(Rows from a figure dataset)
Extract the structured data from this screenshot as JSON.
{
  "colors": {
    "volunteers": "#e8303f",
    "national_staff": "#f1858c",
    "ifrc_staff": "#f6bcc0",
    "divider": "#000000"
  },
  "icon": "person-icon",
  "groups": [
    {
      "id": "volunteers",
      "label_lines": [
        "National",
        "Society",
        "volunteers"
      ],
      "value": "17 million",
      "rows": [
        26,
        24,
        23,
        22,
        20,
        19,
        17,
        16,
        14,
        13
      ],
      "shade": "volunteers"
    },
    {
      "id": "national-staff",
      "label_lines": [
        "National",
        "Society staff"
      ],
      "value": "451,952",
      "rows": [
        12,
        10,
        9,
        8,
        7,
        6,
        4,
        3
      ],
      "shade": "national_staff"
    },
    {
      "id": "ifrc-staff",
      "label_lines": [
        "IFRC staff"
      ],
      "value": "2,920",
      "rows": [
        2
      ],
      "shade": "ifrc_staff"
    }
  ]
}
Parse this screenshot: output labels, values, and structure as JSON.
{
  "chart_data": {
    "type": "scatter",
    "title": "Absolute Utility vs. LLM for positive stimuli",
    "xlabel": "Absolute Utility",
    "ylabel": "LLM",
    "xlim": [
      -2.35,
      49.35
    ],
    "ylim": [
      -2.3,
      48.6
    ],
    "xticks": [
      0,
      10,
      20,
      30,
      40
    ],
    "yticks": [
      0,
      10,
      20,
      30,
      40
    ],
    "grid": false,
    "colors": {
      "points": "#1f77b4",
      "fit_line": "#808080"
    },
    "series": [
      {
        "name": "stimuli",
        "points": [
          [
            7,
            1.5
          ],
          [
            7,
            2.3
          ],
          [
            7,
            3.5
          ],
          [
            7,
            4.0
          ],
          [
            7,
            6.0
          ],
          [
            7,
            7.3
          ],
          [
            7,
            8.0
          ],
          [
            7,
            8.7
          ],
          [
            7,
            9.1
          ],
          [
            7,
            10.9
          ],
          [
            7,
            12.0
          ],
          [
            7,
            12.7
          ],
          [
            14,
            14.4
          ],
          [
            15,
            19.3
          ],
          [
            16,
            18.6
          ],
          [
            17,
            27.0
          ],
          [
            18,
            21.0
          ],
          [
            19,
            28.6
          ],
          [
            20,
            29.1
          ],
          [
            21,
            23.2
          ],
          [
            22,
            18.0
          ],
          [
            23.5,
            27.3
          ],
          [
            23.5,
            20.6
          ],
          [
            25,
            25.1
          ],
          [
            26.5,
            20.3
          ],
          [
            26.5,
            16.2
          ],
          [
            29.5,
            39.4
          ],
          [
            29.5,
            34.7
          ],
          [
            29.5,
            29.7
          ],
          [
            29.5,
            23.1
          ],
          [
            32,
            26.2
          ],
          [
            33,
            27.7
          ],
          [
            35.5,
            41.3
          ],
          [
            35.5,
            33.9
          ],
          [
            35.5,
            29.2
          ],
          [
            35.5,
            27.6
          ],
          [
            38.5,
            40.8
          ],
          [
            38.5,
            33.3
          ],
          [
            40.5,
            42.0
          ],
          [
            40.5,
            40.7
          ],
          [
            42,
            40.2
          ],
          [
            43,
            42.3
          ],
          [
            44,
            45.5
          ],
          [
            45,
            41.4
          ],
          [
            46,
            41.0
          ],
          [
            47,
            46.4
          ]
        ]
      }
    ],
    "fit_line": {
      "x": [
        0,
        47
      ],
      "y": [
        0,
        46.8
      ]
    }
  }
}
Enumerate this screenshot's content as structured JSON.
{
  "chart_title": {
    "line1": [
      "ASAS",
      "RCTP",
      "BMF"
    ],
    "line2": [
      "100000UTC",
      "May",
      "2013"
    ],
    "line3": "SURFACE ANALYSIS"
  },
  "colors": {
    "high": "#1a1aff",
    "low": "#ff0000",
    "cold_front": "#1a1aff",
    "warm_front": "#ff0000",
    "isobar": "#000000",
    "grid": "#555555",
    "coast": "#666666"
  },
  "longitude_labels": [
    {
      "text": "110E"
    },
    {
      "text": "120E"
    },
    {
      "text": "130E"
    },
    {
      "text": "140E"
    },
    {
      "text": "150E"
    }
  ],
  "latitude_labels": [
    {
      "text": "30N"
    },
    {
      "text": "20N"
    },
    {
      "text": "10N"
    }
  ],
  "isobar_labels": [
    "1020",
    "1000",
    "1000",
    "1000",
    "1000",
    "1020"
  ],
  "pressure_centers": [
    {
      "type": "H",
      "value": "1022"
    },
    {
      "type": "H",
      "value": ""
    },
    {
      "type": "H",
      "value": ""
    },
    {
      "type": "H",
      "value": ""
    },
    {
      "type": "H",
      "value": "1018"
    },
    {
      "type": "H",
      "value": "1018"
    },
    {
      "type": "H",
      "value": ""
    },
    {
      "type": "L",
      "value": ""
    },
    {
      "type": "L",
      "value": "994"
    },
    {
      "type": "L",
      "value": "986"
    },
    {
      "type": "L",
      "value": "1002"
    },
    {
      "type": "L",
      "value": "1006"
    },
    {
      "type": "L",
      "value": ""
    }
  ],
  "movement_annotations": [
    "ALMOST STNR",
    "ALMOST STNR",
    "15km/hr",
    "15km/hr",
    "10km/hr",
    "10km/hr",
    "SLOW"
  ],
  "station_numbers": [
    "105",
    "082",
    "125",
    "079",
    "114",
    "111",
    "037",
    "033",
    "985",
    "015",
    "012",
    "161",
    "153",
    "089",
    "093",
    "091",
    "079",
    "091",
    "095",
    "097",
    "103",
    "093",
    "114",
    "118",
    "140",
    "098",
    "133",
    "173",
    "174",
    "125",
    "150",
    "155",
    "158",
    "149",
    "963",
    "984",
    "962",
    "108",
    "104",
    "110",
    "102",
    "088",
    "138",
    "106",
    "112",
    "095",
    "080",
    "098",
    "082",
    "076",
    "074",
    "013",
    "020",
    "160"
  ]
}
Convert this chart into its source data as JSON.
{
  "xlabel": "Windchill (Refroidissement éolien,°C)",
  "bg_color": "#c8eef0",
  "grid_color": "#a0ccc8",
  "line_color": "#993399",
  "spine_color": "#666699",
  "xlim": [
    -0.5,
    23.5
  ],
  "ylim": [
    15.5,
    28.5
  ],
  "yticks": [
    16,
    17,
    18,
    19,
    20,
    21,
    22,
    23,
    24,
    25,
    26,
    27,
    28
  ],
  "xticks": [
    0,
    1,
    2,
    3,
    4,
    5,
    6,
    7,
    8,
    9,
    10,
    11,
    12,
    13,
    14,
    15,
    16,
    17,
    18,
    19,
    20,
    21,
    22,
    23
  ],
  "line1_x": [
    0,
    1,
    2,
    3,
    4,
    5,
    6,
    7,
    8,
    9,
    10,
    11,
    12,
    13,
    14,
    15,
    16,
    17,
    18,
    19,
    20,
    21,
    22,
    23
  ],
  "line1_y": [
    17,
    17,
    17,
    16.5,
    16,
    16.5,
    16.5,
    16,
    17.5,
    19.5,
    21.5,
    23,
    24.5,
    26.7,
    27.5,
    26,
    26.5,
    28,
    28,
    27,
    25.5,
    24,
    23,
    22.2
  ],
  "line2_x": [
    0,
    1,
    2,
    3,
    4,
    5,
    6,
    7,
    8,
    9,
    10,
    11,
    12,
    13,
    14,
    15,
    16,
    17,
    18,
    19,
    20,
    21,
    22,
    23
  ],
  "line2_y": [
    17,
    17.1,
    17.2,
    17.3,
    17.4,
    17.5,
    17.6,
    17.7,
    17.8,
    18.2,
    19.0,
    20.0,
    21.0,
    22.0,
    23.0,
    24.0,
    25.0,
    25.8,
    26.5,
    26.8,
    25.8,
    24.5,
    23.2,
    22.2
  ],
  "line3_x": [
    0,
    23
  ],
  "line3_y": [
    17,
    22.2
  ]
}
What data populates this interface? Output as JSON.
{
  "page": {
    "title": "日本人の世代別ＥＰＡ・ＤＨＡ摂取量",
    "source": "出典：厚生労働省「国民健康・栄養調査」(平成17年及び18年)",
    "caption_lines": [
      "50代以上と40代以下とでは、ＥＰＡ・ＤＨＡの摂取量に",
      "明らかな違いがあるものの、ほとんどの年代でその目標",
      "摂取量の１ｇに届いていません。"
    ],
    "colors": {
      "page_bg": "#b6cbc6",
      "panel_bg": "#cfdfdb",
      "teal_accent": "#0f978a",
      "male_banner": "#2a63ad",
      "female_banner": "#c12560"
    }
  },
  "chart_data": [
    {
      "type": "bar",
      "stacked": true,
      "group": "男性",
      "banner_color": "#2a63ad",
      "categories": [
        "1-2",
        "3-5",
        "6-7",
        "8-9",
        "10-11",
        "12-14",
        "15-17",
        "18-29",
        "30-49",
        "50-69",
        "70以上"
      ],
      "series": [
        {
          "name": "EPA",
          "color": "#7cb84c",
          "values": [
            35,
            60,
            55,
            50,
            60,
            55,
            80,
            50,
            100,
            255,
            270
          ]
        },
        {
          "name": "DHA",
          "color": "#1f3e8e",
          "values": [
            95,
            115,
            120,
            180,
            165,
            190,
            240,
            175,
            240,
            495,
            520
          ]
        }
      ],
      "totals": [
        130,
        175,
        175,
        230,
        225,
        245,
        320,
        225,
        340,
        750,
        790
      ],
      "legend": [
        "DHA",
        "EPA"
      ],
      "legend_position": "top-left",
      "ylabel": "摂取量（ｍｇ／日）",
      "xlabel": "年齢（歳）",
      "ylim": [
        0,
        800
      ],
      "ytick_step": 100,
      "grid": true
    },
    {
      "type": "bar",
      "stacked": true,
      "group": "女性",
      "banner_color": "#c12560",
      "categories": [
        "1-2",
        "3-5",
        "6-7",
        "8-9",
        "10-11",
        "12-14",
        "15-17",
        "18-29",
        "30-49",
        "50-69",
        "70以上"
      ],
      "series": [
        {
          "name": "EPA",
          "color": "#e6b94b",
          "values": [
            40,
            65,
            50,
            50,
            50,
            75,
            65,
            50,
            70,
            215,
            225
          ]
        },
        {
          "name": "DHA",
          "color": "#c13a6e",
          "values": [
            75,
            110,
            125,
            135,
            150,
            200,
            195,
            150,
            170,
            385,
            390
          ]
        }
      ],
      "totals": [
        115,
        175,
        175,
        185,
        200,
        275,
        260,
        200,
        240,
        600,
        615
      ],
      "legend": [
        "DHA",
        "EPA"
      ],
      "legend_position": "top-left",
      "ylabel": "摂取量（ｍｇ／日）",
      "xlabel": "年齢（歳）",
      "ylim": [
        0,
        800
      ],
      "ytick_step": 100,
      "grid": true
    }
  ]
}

- **Stated exercise**
Search the listing for the word "volunteers" and return each line that holds it.

- **Answer to this task**
    "volunteers": "#e8303f",
      "id": "volunteers",
        "volunteers"
      "shade": "volunteers"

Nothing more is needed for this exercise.